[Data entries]
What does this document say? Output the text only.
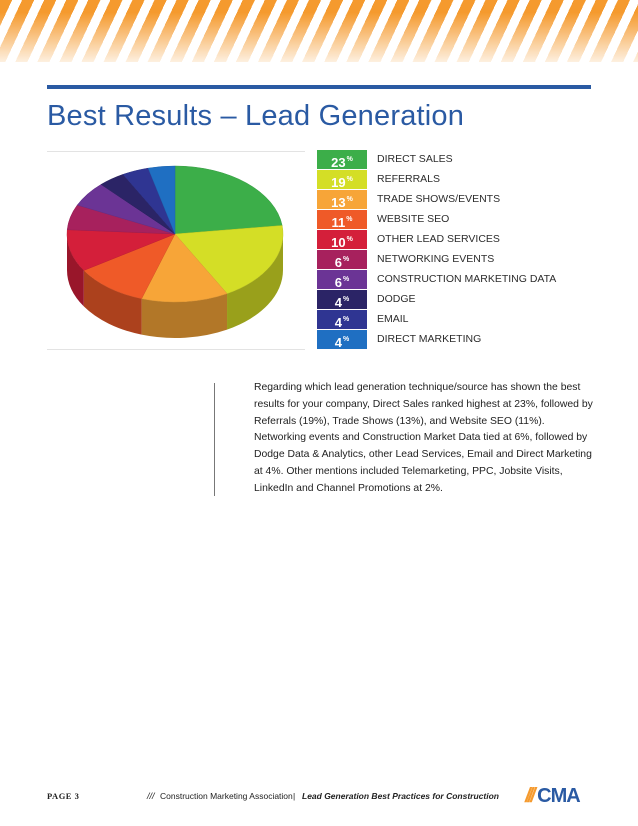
Best Results – Lead Generation
23%	DIRECT SALES
19%	REFERRALS
13%	TRADE SHOWS/EVENTS
11%	WEBSITE SEO
10%	OTHER LEAD SERVICES
6%	NETWORKING EVENTS
6%	CONSTRUCTION MARKETING DATA
4%	DODGE
4%	EMAIL
4%	DIRECT MARKETING

Regarding which lead generation technique/source has shown the best results for your company, Direct Sales ranked highest at 23%, followed by Referrals (19%), Trade Shows (13%), and Website SEO (11%). Networking events and Construction Market Data tied at 6%, followed by Dodge Data & Analytics, other Lead Services, Email and Direct Marketing at 4%. Other mentions included Telemarketing, PPC, Jobsite Visits, LinkedIn and Channel Promotions at 2%.

PAGE 3	/// Construction Marketing Association | Lead Generation Best Practices for Construction /// CMA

Set task
A faithful copy of the records above is needed, with the pictures left out.

Completed task
What does this document say? Output the text only.
Best Results – Lead Generation
23%	DIRECT SALES
19%	REFERRALS
13%	TRADE SHOWS/EVENTS
11%	WEBSITE SEO
10%	OTHER LEAD SERVICES
6%	NETWORKING EVENTS
6%	CONSTRUCTION MARKETING DATA
4%	DODGE
4%	EMAIL
4%	DIRECT MARKETING

Regarding which lead generation technique/source has shown the best results for your company, Direct Sales ranked highest at 23%, followed by Referrals (19%), Trade Shows (13%), and Website SEO (11%). Networking events and Construction Market Data tied at 6%, followed by Dodge Data & Analytics, other Lead Services, Email and Direct Marketing at 4%. Other mentions included Telemarketing, PPC, Jobsite Visits, LinkedIn and Channel Promotions at 2%.

PAGE 3	/// Construction Marketing Association | Lead Generation Best Practices for Construction /// CMA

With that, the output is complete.